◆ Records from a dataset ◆
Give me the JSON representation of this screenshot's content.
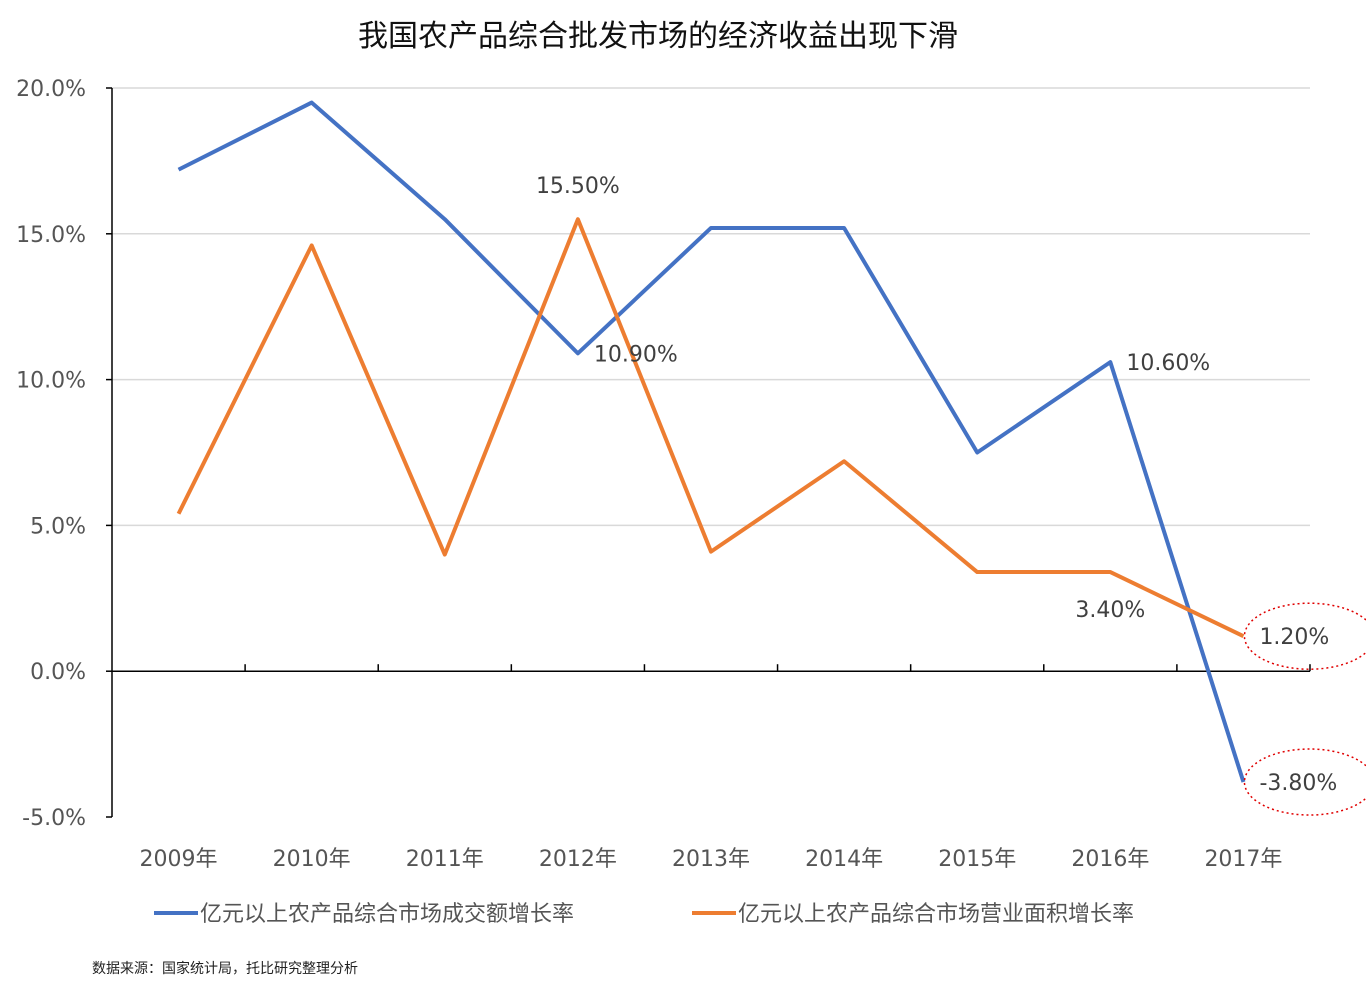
{
  "chart_data": {
    "type": "line",
    "title": "我国农产品综合批发市场的经济收益出现下滑",
    "categories": [
      "2009年",
      "2010年",
      "2011年",
      "2012年",
      "2013年",
      "2014年",
      "2015年",
      "2016年",
      "2017年"
    ],
    "ylim": [
      -5,
      20
    ],
    "yticks": [
      -5,
      0,
      5,
      10,
      15,
      20
    ],
    "ytick_labels": [
      "-5.0%",
      "0.0%",
      "5.0%",
      "10.0%",
      "15.0%",
      "20.0%"
    ],
    "grid": true,
    "legend_position": "bottom",
    "series": [
      {
        "name": "亿元以上农产品综合市场成交额增长率",
        "color": "#4472C4",
        "values": [
          17.2,
          19.5,
          15.5,
          10.9,
          15.2,
          15.2,
          7.5,
          10.6,
          -3.8
        ]
      },
      {
        "name": "亿元以上农产品综合市场营业面积增长率",
        "color": "#ED7D31",
        "values": [
          5.4,
          14.6,
          4.0,
          15.5,
          4.1,
          7.2,
          3.4,
          3.4,
          1.2
        ]
      }
    ],
    "data_labels": [
      {
        "series": 1,
        "index": 3,
        "text": "15.50%",
        "pos": "above"
      },
      {
        "series": 0,
        "index": 3,
        "text": "10.90%",
        "pos": "right"
      },
      {
        "series": 0,
        "index": 7,
        "text": "10.60%",
        "pos": "right"
      },
      {
        "series": 1,
        "index": 7,
        "text": "3.40%",
        "pos": "below"
      },
      {
        "series": 1,
        "index": 8,
        "text": "1.20%",
        "pos": "right",
        "highlight": true
      },
      {
        "series": 0,
        "index": 8,
        "text": "-3.80%",
        "pos": "right",
        "highlight": true
      }
    ],
    "highlight_color": "#E00000"
  },
  "source": "数据来源：国家统计局，托比研究整理分析"
}
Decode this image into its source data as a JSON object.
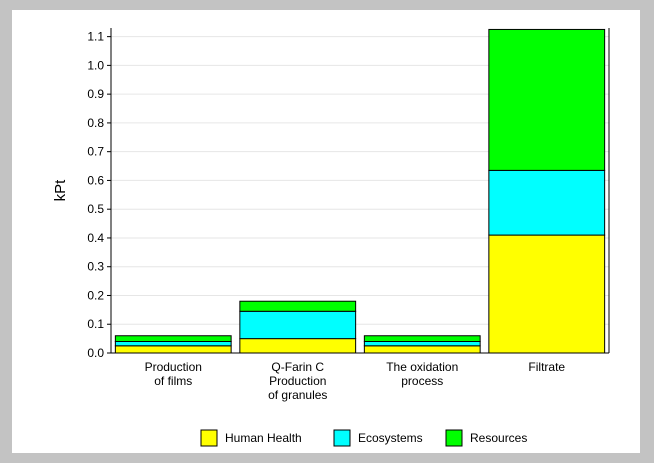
{
  "chart_data": {
    "type": "bar",
    "stacked": true,
    "title": "",
    "xlabel": "",
    "ylabel": "kPt",
    "ylim": [
      0,
      1.13
    ],
    "yticks": [
      0.0,
      0.1,
      0.2,
      0.3,
      0.4,
      0.5,
      0.6,
      0.7,
      0.8,
      0.9,
      1.0,
      1.1
    ],
    "ytick_labels": [
      "0.0",
      "0.1",
      "0.2",
      "0.3",
      "0.4",
      "0.5",
      "0.6",
      "0.7",
      "0.8",
      "0.9",
      "1.0",
      "1.1"
    ],
    "grid": true,
    "legend_position": "bottom",
    "categories": [
      [
        "Production",
        "of films"
      ],
      [
        "Q-Farin C",
        "Production",
        "of granules"
      ],
      [
        "The oxidation",
        "process"
      ],
      [
        "Filtrate"
      ]
    ],
    "series": [
      {
        "name": "Human Health",
        "color": "#ffff00",
        "values": [
          0.025,
          0.05,
          0.025,
          0.41
        ]
      },
      {
        "name": "Ecosystems",
        "color": "#00ffff",
        "values": [
          0.015,
          0.095,
          0.015,
          0.225
        ]
      },
      {
        "name": "Resources",
        "color": "#00ff00",
        "values": [
          0.02,
          0.035,
          0.02,
          0.49
        ]
      }
    ]
  }
}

◆ Exercise instructions ◆
Set down every record once more, word for word, without pictures.

◆ Completed task ◆
Give me the JSON representation of this screenshot's content.
{
  "chart_data": {
    "type": "line",
    "title": "我国农产品综合批发市场的经济收益出现下滑",
    "categories": [
      "2009年",
      "2010年",
      "2011年",
      "2012年",
      "2013年",
      "2014年",
      "2015年",
      "2016年",
      "2017年"
    ],
    "ylim": [
      -5,
      20
    ],
    "yticks": [
      -5,
      0,
      5,
      10,
      15,
      20
    ],
    "ytick_labels": [
      "-5.0%",
      "0.0%",
      "5.0%",
      "10.0%",
      "15.0%",
      "20.0%"
    ],
    "grid": true,
    "legend_position": "bottom",
    "series": [
      {
        "name": "亿元以上农产品综合市场成交额增长率",
        "color": "#4472C4",
        "values": [
          17.2,
          19.5,
          15.5,
          10.9,
          15.2,
          15.2,
          7.5,
          10.6,
          -3.8
        ]
      },
      {
        "name": "亿元以上农产品综合市场营业面积增长率",
        "color": "#ED7D31",
        "values": [
          5.4,
          14.6,
          4.0,
          15.5,
          4.1,
          7.2,
          3.4,
          3.4,
          1.2
        ]
      }
    ],
    "data_labels": [
      {
        "series": 1,
        "index": 3,
        "text": "15.50%",
        "pos": "above"
      },
      {
        "series": 0,
        "index": 3,
        "text": "10.90%",
        "pos": "right"
      },
      {
        "series": 0,
        "index": 7,
        "text": "10.60%",
        "pos": "right"
      },
      {
        "series": 1,
        "index": 7,
        "text": "3.40%",
        "pos": "below"
      },
      {
        "series": 1,
        "index": 8,
        "text": "1.20%",
        "pos": "right",
        "highlight": true
      },
      {
        "series": 0,
        "index": 8,
        "text": "-3.80%",
        "pos": "right",
        "highlight": true
      }
    ],
    "highlight_color": "#E00000"
  },
  "source": "数据来源：国家统计局，托比研究整理分析"
}
Decode this image into its source data as a JSON object.
{
  "chart_data": {
    "type": "bar",
    "stacked": true,
    "title": "",
    "xlabel": "",
    "ylabel": "kPt",
    "ylim": [
      0,
      1.13
    ],
    "yticks": [
      0.0,
      0.1,
      0.2,
      0.3,
      0.4,
      0.5,
      0.6,
      0.7,
      0.8,
      0.9,
      1.0,
      1.1
    ],
    "ytick_labels": [
      "0.0",
      "0.1",
      "0.2",
      "0.3",
      "0.4",
      "0.5",
      "0.6",
      "0.7",
      "0.8",
      "0.9",
      "1.0",
      "1.1"
    ],
    "grid": true,
    "legend_position": "bottom",
    "categories": [
      [
        "Production",
        "of films"
      ],
      [
        "Q-Farin C",
        "Production",
        "of granules"
      ],
      [
        "The oxidation",
        "process"
      ],
      [
        "Filtrate"
      ]
    ],
    "series": [
      {
        "name": "Human Health",
        "color": "#ffff00",
        "values": [
          0.025,
          0.05,
          0.025,
          0.41
        ]
      },
      {
        "name": "Ecosystems",
        "color": "#00ffff",
        "values": [
          0.015,
          0.095,
          0.015,
          0.225
        ]
      },
      {
        "name": "Resources",
        "color": "#00ff00",
        "values": [
          0.02,
          0.035,
          0.02,
          0.49
        ]
      }
    ]
  }
}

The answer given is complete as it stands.